(Data rows):
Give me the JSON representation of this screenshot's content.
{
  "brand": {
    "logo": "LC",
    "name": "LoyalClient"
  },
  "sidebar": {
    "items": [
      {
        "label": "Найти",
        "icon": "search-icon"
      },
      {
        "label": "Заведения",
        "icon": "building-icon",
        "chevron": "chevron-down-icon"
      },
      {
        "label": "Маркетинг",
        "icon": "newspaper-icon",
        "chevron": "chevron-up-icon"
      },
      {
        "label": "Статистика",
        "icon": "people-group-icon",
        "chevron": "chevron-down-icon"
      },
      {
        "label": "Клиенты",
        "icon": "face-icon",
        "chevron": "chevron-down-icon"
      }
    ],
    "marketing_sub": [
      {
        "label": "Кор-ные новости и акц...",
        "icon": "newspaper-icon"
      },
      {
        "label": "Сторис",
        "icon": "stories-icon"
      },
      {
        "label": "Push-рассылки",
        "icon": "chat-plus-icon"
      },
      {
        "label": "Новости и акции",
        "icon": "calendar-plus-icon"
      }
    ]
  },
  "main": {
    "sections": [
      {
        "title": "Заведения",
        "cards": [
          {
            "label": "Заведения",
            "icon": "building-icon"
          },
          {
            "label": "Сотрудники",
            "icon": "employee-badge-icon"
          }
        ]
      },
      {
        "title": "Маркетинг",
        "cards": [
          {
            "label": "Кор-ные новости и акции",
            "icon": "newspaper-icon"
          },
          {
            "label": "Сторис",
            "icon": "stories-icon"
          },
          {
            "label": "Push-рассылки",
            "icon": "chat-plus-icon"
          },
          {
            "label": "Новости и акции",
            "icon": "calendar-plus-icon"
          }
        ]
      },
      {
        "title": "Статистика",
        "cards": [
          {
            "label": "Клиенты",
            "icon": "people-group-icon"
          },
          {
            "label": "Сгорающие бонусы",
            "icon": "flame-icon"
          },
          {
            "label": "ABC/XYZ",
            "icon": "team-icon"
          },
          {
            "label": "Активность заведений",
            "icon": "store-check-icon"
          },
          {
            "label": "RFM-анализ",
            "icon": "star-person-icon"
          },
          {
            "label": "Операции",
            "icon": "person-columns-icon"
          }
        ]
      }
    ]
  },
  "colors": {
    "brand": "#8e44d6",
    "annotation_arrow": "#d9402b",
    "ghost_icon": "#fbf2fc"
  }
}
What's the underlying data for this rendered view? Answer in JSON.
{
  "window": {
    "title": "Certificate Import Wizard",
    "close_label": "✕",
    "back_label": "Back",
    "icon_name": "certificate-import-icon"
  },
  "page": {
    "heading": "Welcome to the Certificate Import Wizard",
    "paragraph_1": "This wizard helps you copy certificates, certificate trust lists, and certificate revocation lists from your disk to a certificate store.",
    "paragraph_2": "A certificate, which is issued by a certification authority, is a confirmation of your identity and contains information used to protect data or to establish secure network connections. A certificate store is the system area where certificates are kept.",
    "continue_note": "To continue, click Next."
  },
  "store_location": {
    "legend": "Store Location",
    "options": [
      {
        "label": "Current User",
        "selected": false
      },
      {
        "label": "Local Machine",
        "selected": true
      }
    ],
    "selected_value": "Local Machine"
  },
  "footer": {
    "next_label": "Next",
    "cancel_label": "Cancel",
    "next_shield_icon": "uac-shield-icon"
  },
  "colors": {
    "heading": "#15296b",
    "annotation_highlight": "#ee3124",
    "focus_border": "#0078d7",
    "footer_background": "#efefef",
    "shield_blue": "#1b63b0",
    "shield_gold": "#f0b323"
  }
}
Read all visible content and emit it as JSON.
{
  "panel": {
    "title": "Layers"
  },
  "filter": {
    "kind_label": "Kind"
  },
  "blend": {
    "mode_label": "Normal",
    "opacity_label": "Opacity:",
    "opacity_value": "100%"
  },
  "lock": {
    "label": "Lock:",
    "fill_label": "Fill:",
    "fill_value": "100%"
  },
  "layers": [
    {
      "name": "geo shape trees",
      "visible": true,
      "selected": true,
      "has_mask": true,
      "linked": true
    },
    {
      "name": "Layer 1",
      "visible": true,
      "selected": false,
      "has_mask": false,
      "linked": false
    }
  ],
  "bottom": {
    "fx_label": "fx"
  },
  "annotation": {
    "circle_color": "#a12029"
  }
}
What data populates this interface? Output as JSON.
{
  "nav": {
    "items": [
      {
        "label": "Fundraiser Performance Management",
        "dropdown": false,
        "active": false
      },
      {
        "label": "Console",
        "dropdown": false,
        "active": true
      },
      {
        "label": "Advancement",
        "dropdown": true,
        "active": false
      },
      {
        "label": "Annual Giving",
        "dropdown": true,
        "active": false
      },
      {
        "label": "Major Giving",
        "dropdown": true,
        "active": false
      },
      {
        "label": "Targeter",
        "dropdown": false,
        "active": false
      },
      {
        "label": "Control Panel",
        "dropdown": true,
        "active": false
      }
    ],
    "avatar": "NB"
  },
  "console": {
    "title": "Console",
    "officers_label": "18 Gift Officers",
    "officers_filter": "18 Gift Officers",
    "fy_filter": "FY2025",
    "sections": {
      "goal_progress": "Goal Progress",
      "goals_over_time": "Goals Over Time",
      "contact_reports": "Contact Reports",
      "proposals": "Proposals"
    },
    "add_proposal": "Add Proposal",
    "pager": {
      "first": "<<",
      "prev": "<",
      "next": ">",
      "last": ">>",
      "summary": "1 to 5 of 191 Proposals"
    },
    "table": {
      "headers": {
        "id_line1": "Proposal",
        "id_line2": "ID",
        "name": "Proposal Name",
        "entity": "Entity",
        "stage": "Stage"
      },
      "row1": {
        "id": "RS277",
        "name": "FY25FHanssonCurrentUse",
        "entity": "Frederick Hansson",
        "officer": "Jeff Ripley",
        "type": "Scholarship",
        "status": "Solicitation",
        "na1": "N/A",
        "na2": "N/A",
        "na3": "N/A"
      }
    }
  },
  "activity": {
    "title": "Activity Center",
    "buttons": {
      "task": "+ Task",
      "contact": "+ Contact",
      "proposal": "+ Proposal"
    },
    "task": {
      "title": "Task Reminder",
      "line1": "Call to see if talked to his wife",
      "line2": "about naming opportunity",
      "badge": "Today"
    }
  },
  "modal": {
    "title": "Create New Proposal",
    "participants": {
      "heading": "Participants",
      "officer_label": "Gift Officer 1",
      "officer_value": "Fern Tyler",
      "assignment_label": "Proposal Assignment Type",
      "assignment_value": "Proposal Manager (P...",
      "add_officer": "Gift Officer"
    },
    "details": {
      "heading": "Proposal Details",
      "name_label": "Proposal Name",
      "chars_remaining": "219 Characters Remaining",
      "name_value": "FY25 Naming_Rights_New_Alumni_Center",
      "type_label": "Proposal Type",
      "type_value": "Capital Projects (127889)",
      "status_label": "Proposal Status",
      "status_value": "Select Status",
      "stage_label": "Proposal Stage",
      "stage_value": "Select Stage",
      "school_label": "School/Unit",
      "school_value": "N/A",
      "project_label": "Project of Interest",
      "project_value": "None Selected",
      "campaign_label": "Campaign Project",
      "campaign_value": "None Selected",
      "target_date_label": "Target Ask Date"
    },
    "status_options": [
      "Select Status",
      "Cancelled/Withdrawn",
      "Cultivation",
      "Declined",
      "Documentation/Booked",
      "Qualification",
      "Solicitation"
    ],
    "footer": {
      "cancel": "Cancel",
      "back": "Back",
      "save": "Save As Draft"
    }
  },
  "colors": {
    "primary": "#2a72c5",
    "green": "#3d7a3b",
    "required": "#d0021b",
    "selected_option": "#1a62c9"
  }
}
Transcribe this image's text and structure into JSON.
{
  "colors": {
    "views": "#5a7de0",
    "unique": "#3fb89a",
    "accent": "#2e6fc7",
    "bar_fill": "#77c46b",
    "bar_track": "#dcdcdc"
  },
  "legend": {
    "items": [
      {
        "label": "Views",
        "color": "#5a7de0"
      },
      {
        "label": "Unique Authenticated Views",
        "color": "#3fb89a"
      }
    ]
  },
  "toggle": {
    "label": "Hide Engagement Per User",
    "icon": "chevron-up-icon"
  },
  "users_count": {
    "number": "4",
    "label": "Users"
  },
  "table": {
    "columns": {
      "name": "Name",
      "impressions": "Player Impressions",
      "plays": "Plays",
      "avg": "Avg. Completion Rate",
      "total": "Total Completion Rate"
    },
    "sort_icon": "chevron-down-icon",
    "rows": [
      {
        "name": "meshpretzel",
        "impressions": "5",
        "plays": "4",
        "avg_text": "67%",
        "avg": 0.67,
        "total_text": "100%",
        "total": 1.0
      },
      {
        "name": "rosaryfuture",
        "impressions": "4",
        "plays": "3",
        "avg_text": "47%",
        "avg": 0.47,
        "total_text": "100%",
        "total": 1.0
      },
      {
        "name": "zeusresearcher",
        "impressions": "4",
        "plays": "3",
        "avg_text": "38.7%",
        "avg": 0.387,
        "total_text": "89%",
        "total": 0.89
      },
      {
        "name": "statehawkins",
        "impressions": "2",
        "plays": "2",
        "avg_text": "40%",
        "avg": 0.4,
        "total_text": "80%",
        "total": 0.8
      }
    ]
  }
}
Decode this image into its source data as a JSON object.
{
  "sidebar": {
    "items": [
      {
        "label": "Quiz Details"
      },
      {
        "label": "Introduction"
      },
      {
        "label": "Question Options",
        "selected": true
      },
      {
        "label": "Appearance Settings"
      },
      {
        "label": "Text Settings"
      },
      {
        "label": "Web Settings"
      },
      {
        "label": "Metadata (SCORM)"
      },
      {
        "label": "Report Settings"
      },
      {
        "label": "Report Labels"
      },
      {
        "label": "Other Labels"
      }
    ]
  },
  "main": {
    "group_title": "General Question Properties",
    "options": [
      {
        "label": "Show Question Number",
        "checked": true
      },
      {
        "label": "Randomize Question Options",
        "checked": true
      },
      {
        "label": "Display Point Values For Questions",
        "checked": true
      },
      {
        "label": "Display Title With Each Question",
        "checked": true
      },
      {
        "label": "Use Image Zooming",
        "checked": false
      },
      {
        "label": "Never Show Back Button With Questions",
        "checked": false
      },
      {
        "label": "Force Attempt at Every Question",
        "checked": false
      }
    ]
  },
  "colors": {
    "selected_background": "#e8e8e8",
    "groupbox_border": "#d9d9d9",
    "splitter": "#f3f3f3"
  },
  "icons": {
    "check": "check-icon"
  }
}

(What to produce):
Write down every line of the data above that includes the string "рассылки".

(Task result):
        "label": "Push-рассылки",
            "label": "Push-рассылки",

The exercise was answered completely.